[Data excerpts]
================================

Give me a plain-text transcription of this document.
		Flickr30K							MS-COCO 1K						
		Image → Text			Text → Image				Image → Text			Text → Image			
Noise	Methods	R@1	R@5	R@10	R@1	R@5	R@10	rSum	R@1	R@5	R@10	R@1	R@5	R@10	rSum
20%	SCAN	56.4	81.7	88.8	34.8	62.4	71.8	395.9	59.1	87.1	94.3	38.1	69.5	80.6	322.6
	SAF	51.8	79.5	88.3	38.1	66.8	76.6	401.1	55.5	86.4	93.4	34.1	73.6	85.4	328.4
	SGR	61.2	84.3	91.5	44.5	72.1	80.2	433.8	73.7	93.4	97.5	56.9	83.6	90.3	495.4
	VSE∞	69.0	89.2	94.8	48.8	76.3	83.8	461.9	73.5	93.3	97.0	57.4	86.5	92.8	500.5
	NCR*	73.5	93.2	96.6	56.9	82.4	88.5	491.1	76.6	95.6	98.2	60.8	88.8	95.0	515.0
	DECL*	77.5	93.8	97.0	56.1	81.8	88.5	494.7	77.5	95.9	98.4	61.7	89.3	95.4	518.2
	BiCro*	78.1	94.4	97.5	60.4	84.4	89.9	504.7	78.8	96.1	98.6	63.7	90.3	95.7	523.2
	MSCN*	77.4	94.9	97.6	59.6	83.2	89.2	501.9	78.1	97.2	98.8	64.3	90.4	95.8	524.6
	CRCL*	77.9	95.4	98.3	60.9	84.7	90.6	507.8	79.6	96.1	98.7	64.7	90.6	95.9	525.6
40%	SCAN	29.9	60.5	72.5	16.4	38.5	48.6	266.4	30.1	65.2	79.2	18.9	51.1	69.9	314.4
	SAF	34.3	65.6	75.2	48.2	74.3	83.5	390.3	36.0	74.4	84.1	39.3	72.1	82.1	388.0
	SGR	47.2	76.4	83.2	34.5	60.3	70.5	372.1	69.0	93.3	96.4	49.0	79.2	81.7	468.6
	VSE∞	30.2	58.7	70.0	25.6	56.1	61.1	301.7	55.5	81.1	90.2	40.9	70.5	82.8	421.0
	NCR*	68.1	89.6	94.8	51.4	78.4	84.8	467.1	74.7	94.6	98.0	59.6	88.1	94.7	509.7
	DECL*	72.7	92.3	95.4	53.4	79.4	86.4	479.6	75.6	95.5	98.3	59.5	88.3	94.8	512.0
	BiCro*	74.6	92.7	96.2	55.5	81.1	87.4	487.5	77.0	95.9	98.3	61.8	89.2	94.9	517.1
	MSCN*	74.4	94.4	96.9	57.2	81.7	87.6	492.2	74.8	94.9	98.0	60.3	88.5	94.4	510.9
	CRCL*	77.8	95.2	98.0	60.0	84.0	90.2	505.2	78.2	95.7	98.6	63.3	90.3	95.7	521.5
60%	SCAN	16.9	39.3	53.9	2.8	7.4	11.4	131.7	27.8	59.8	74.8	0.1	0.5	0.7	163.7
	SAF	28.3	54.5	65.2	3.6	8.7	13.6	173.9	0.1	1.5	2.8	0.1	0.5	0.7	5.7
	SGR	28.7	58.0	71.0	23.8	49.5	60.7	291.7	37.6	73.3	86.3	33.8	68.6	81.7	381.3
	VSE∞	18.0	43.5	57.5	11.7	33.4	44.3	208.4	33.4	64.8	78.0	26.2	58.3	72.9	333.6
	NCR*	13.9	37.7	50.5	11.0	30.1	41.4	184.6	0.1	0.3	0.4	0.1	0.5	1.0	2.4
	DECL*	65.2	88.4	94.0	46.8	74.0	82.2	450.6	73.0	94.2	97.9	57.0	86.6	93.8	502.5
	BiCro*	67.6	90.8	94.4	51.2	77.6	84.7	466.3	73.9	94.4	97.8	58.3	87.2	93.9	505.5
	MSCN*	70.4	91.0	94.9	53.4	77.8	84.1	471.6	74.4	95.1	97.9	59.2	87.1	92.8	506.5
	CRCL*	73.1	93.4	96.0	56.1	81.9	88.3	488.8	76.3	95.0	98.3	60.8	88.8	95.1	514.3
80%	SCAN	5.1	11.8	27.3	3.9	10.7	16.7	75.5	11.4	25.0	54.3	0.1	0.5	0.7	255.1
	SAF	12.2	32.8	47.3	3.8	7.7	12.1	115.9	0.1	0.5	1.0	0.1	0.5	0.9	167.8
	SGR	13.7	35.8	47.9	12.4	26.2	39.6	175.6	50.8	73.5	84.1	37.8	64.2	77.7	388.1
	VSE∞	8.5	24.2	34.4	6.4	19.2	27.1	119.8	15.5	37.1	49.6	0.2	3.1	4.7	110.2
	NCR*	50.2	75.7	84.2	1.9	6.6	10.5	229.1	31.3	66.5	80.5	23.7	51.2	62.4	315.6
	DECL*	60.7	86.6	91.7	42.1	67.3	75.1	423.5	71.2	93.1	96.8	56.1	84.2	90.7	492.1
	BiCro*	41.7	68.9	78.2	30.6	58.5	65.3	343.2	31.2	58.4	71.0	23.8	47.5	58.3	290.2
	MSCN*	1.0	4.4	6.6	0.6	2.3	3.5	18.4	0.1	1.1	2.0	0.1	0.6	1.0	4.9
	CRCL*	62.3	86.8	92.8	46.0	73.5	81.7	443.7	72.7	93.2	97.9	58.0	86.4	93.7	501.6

================================

◆ Task statement: Reproduce the entire listing word for word.

◆ Finished task:
Give me a plain-text transcription of this document.
		Flickr30K							MS-COCO 1K						
		Image → Text			Text → Image				Image → Text			Text → Image			
Noise	Methods	R@1	R@5	R@10	R@1	R@5	R@10	rSum	R@1	R@5	R@10	R@1	R@5	R@10	rSum
20%	SCAN	56.4	81.7	88.8	34.8	62.4	71.8	395.9	59.1	87.1	94.3	38.1	69.5	80.6	322.6
	SAF	51.8	79.5	88.3	38.1	66.8	76.6	401.1	55.5	86.4	93.4	34.1	73.6	85.4	328.4
	SGR	61.2	84.3	91.5	44.5	72.1	80.2	433.8	73.7	93.4	97.5	56.9	83.6	90.3	495.4
	VSE∞	69.0	89.2	94.8	48.8	76.3	83.8	461.9	73.5	93.3	97.0	57.4	86.5	92.8	500.5
	NCR*	73.5	93.2	96.6	56.9	82.4	88.5	491.1	76.6	95.6	98.2	60.8	88.8	95.0	515.0
	DECL*	77.5	93.8	97.0	56.1	81.8	88.5	494.7	77.5	95.9	98.4	61.7	89.3	95.4	518.2
	BiCro*	78.1	94.4	97.5	60.4	84.4	89.9	504.7	78.8	96.1	98.6	63.7	90.3	95.7	523.2
	MSCN*	77.4	94.9	97.6	59.6	83.2	89.2	501.9	78.1	97.2	98.8	64.3	90.4	95.8	524.6
	CRCL*	77.9	95.4	98.3	60.9	84.7	90.6	507.8	79.6	96.1	98.7	64.7	90.6	95.9	525.6
40%	SCAN	29.9	60.5	72.5	16.4	38.5	48.6	266.4	30.1	65.2	79.2	18.9	51.1	69.9	314.4
	SAF	34.3	65.6	75.2	48.2	74.3	83.5	390.3	36.0	74.4	84.1	39.3	72.1	82.1	388.0
	SGR	47.2	76.4	83.2	34.5	60.3	70.5	372.1	69.0	93.3	96.4	49.0	79.2	81.7	468.6
	VSE∞	30.2	58.7	70.0	25.6	56.1	61.1	301.7	55.5	81.1	90.2	40.9	70.5	82.8	421.0
	NCR*	68.1	89.6	94.8	51.4	78.4	84.8	467.1	74.7	94.6	98.0	59.6	88.1	94.7	509.7
	DECL*	72.7	92.3	95.4	53.4	79.4	86.4	479.6	75.6	95.5	98.3	59.5	88.3	94.8	512.0
	BiCro*	74.6	92.7	96.2	55.5	81.1	87.4	487.5	77.0	95.9	98.3	61.8	89.2	94.9	517.1
	MSCN*	74.4	94.4	96.9	57.2	81.7	87.6	492.2	74.8	94.9	98.0	60.3	88.5	94.4	510.9
	CRCL*	77.8	95.2	98.0	60.0	84.0	90.2	505.2	78.2	95.7	98.6	63.3	90.3	95.7	521.5
60%	SCAN	16.9	39.3	53.9	2.8	7.4	11.4	131.7	27.8	59.8	74.8	0.1	0.5	0.7	163.7
	SAF	28.3	54.5	65.2	3.6	8.7	13.6	173.9	0.1	1.5	2.8	0.1	0.5	0.7	5.7
	SGR	28.7	58.0	71.0	23.8	49.5	60.7	291.7	37.6	73.3	86.3	33.8	68.6	81.7	381.3
	VSE∞	18.0	43.5	57.5	11.7	33.4	44.3	208.4	33.4	64.8	78.0	26.2	58.3	72.9	333.6
	NCR*	13.9	37.7	50.5	11.0	30.1	41.4	184.6	0.1	0.3	0.4	0.1	0.5	1.0	2.4
	DECL*	65.2	88.4	94.0	46.8	74.0	82.2	450.6	73.0	94.2	97.9	57.0	86.6	93.8	502.5
	BiCro*	67.6	90.8	94.4	51.2	77.6	84.7	466.3	73.9	94.4	97.8	58.3	87.2	93.9	505.5
	MSCN*	70.4	91.0	94.9	53.4	77.8	84.1	471.6	74.4	95.1	97.9	59.2	87.1	92.8	506.5
	CRCL*	73.1	93.4	96.0	56.1	81.9	88.3	488.8	76.3	95.0	98.3	60.8	88.8	95.1	514.3
80%	SCAN	5.1	11.8	27.3	3.9	10.7	16.7	75.5	11.4	25.0	54.3	0.1	0.5	0.7	255.1
	SAF	12.2	32.8	47.3	3.8	7.7	12.1	115.9	0.1	0.5	1.0	0.1	0.5	0.9	167.8
	SGR	13.7	35.8	47.9	12.4	26.2	39.6	175.6	50.8	73.5	84.1	37.8	64.2	77.7	388.1
	VSE∞	8.5	24.2	34.4	6.4	19.2	27.1	119.8	15.5	37.1	49.6	0.2	3.1	4.7	110.2
	NCR*	50.2	75.7	84.2	1.9	6.6	10.5	229.1	31.3	66.5	80.5	23.7	51.2	62.4	315.6
	DECL*	60.7	86.6	91.7	42.1	67.3	75.1	423.5	71.2	93.1	96.8	56.1	84.2	90.7	492.1
	BiCro*	41.7	68.9	78.2	30.6	58.5	65.3	343.2	31.2	58.4	71.0	23.8	47.5	58.3	290.2
	MSCN*	1.0	4.4	6.6	0.6	2.3	3.5	18.4	0.1	1.1	2.0	0.1	0.6	1.0	4.9
	CRCL*	62.3	86.8	92.8	46.0	73.5	81.7	443.7	72.7	93.2	97.9	58.0	86.4	93.7	501.6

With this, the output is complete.